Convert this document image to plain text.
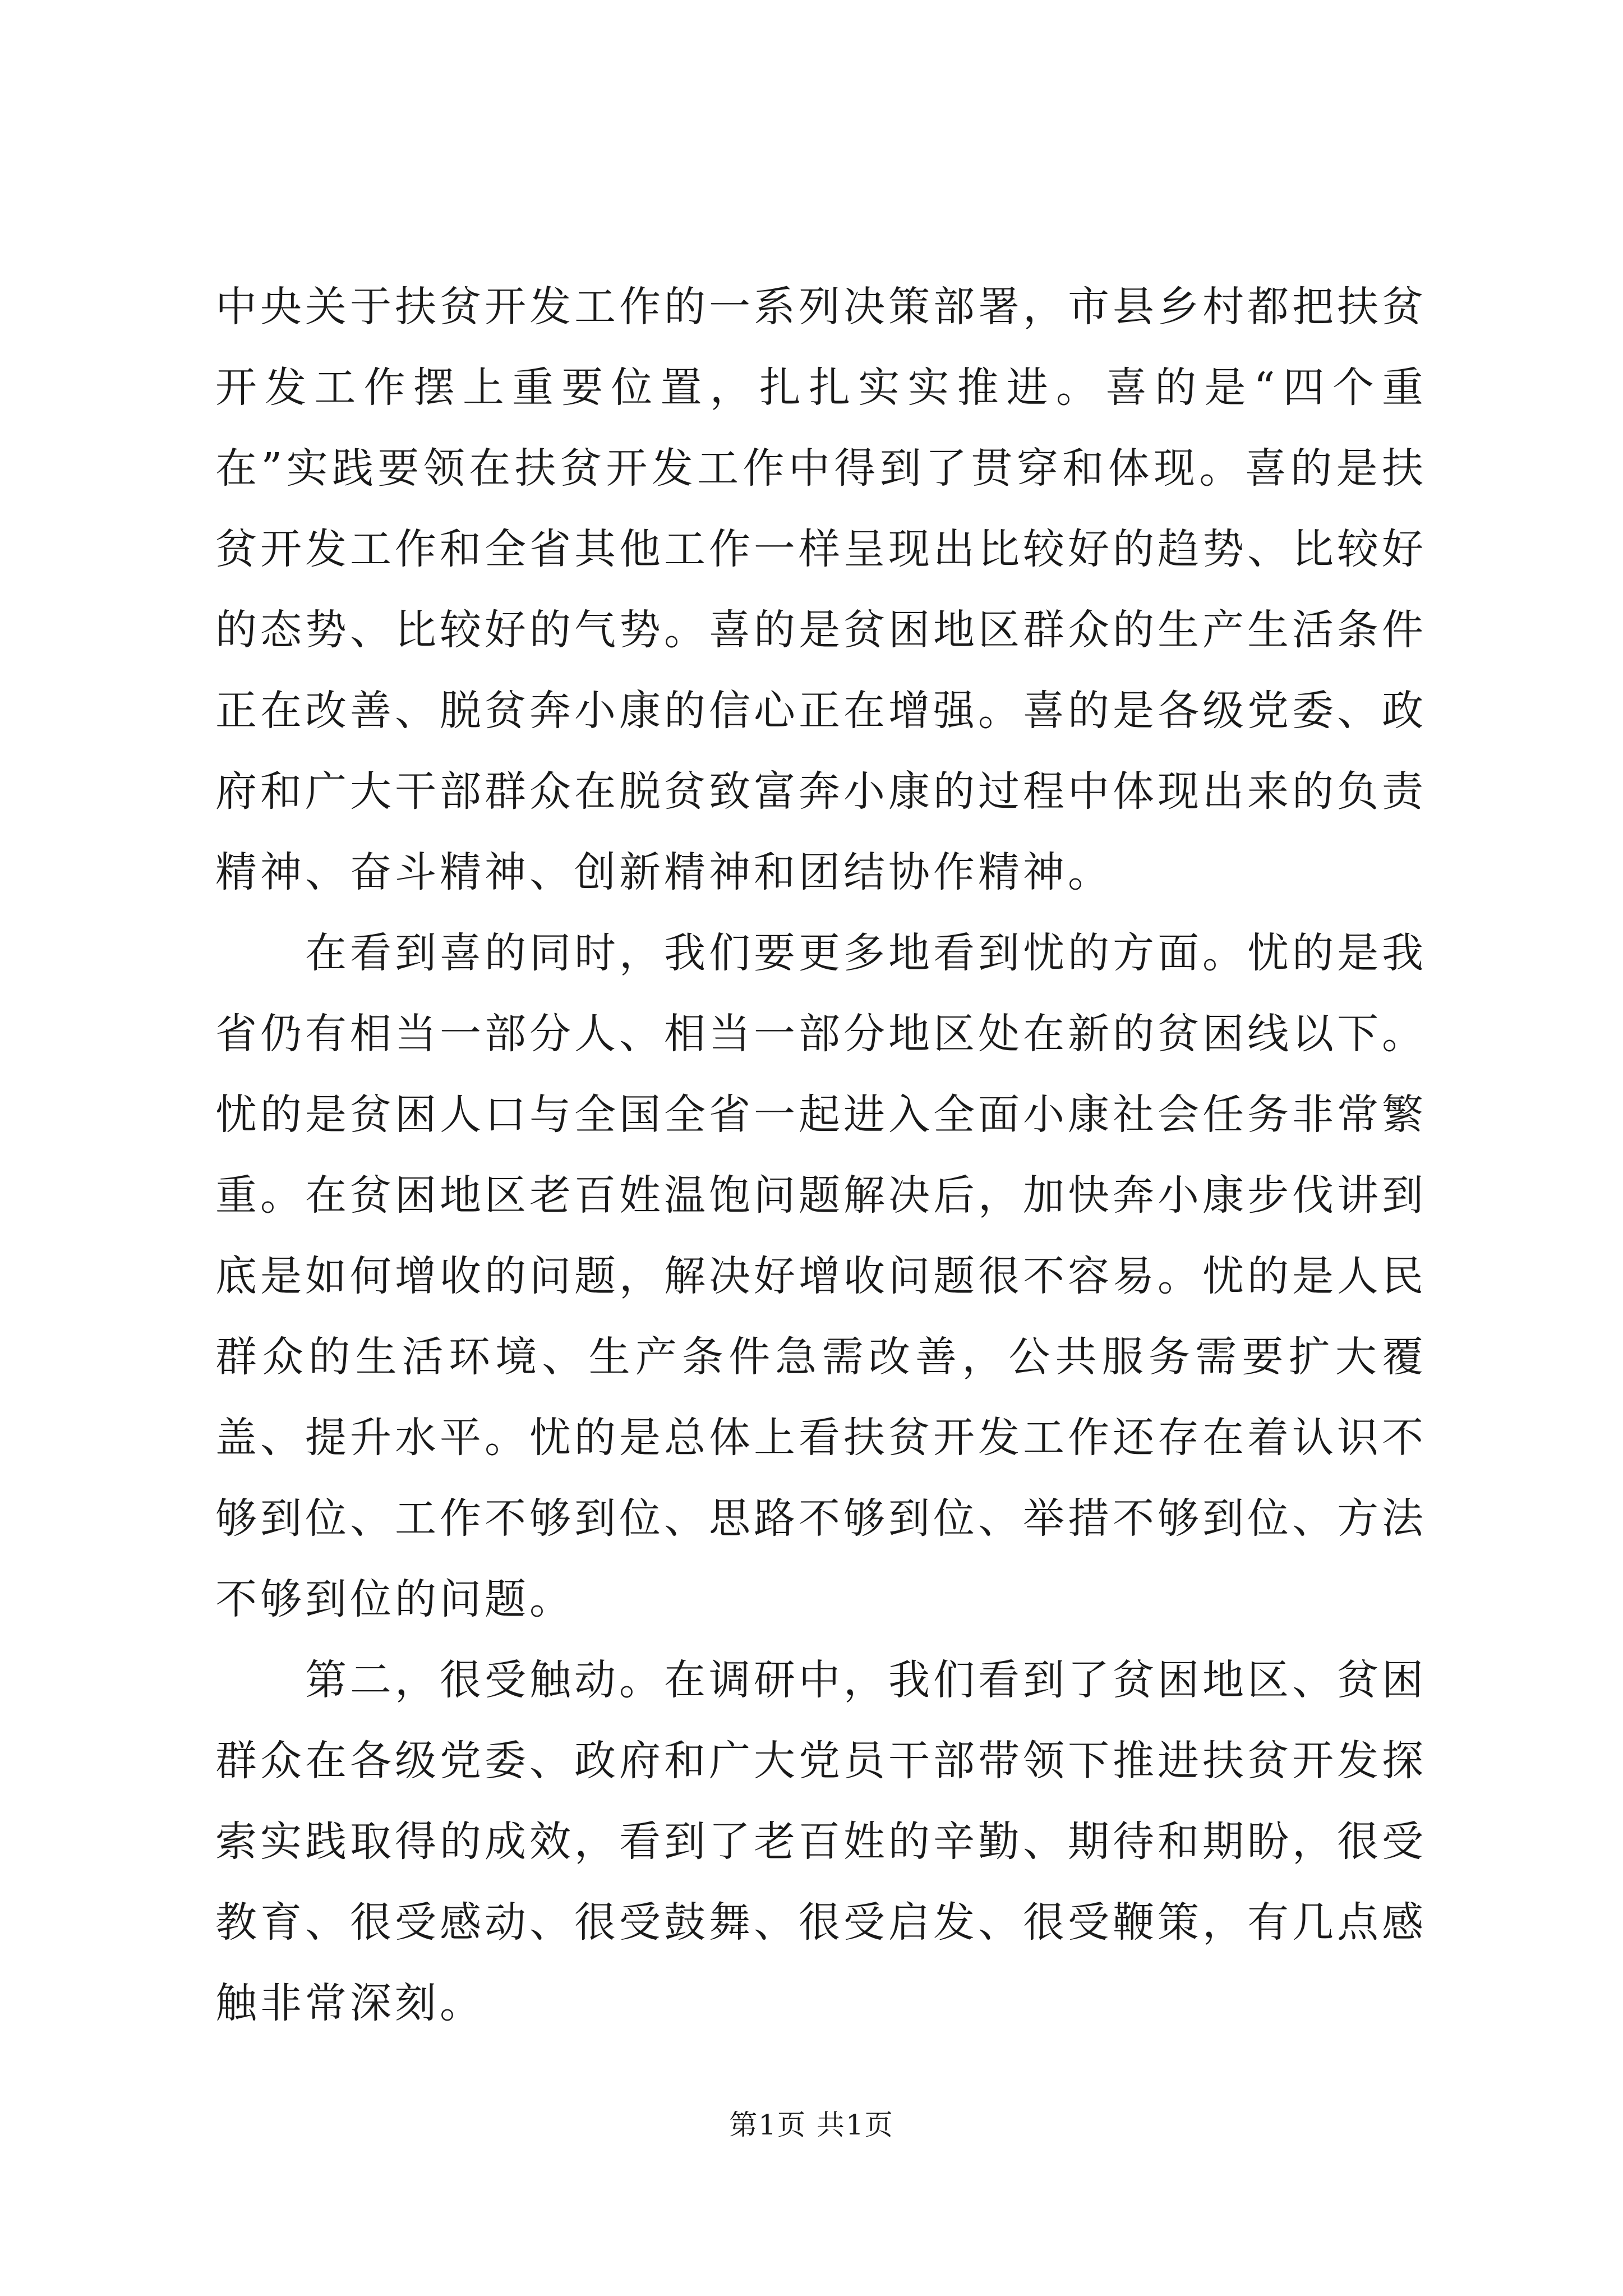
中央关于扶贫开发工作的一系列决策部署，市县乡村都把扶贫开发工作摆上重要位置，扎扎实实推进。喜的是“四个重在”实践要领在扶贫开发工作中得到了贯穿和体现。喜的是扶贫开发工作和全省其他工作一样呈现出比较好的趋势、比较好的态势、比较好的气势。喜的是贫困地区群众的生产生活条件正在改善、脱贫奔小康的信心正在增强。喜的是各级党委、政府和广大干部群众在脱贫致富奔小康的过程中体现出来的负责精神、奋斗精神、创新精神和团结协作精神。

在看到喜的同时，我们要更多地看到忧的方面。忧的是我省仍有相当一部分人、相当一部分地区处在新的贫困线以下。忧的是贫困人口与全国全省一起进入全面小康社会任务非常繁重。在贫困地区老百姓温饱问题解决后，加快奔小康步伐讲到底是如何增收的问题，解决好增收问题很不容易。忧的是人民群众的生活环境、生产条件急需改善，公共服务需要扩大覆盖、提升水平。忧的是总体上看扶贫开发工作还存在着认识不够到位、工作不够到位、思路不够到位、举措不够到位、方法不够到位的问题。

第二，很受触动。在调研中，我们看到了贫困地区、贫困群众在各级党委、政府和广大党员干部带领下推进扶贫开发探索实践取得的成效，看到了老百姓的辛勤、期待和期盼，很受教育、很受感动、很受鼓舞、很受启发、很受鞭策，有几点感触非常深刻。

第1页 共1页
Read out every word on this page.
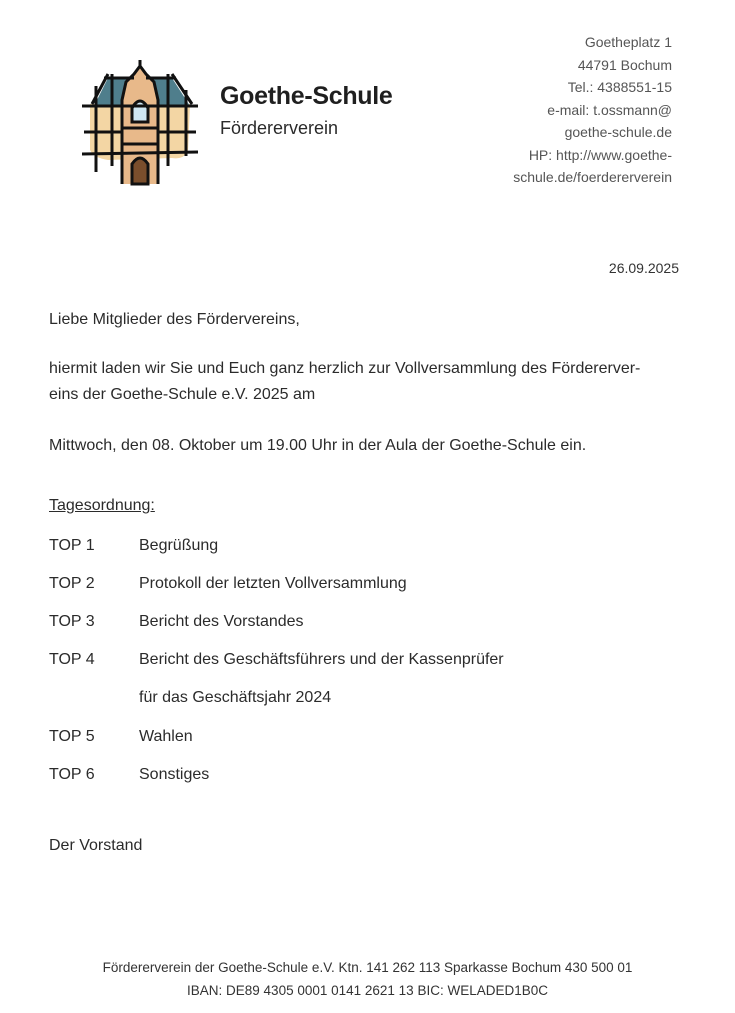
Goethe-Schule
Fördererverein
Goetheplatz 1
44791 Bochum
Tel.: 4388551-15
e-mail: t.ossmann@
goethe-schule.de
HP: http://www.goethe-
schule.de/foerdererverein
26.09.2025
Liebe Mitglieder des Fördervereins,
hiermit laden wir Sie und Euch ganz herzlich zur Vollversammlung des Fördererver-
eins der Goethe-Schule e.V. 2025 am
Mittwoch, den 08. Oktober um 19.00 Uhr in der Aula der Goethe-Schule ein.
Tagesordnung:
TOP 1	Begrüßung
TOP 2	Protokoll der letzten Vollversammlung
TOP 3	Bericht des Vorstandes
TOP 4	Bericht des Geschäftsführers und der Kassenprüfer
für das Geschäftsjahr 2024
TOP 5	Wahlen
TOP 6	Sonstiges
Der Vorstand
Fördererverein der Goethe-Schule e.V. Ktn. 141 262 113 Sparkasse Bochum 430 500 01
IBAN: DE89 4305 0001 0141 2621 13 BIC: WELADED1B0C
# # # # # # #
■ What to do ■
Repeat all the data as it stands, dropping any images it holds.

■ Expected output ■
Convert this document image to plain text.
中央关于扶贫开发工作的一系列决策部署，市县乡村都把扶贫开发工作摆上重要位置，扎扎实实推进。喜的是“四个重在”实践要领在扶贫开发工作中得到了贯穿和体现。喜的是扶贫开发工作和全省其他工作一样呈现出比较好的趋势、比较好的态势、比较好的气势。喜的是贫困地区群众的生产生活条件正在改善、脱贫奔小康的信心正在增强。喜的是各级党委、政府和广大干部群众在脱贫致富奔小康的过程中体现出来的负责精神、奋斗精神、创新精神和团结协作精神。

在看到喜的同时，我们要更多地看到忧的方面。忧的是我省仍有相当一部分人、相当一部分地区处在新的贫困线以下。忧的是贫困人口与全国全省一起进入全面小康社会任务非常繁重。在贫困地区老百姓温饱问题解决后，加快奔小康步伐讲到底是如何增收的问题，解决好增收问题很不容易。忧的是人民群众的生活环境、生产条件急需改善，公共服务需要扩大覆盖、提升水平。忧的是总体上看扶贫开发工作还存在着认识不够到位、工作不够到位、思路不够到位、举措不够到位、方法不够到位的问题。

第二，很受触动。在调研中，我们看到了贫困地区、贫困群众在各级党委、政府和广大党员干部带领下推进扶贫开发探索实践取得的成效，看到了老百姓的辛勤、期待和期盼，很受教育、很受感动、很受鼓舞、很受启发、很受鞭策，有几点感触非常深刻。

第1页 共1页
Read out every word on this page.
Goethe-Schule
Fördererverein
Goetheplatz 1
44791 Bochum
Tel.: 4388551-15
e-mail: t.ossmann@
goethe-schule.de
HP: http://www.goethe-
schule.de/foerdererverein
26.09.2025
Liebe Mitglieder des Fördervereins,
hiermit laden wir Sie und Euch ganz herzlich zur Vollversammlung des Fördererver-
eins der Goethe-Schule e.V. 2025 am
Mittwoch, den 08. Oktober um 19.00 Uhr in der Aula der Goethe-Schule ein.
Tagesordnung:
TOP 1	Begrüßung
TOP 2	Protokoll der letzten Vollversammlung
TOP 3	Bericht des Vorstandes
TOP 4	Bericht des Geschäftsführers und der Kassenprüfer
für das Geschäftsjahr 2024
TOP 5	Wahlen
TOP 6	Sonstiges
Der Vorstand
Fördererverein der Goethe-Schule e.V. Ktn. 141 262 113 Sparkasse Bochum 430 500 01
IBAN: DE89 4305 0001 0141 2621 13 BIC: WELADED1B0C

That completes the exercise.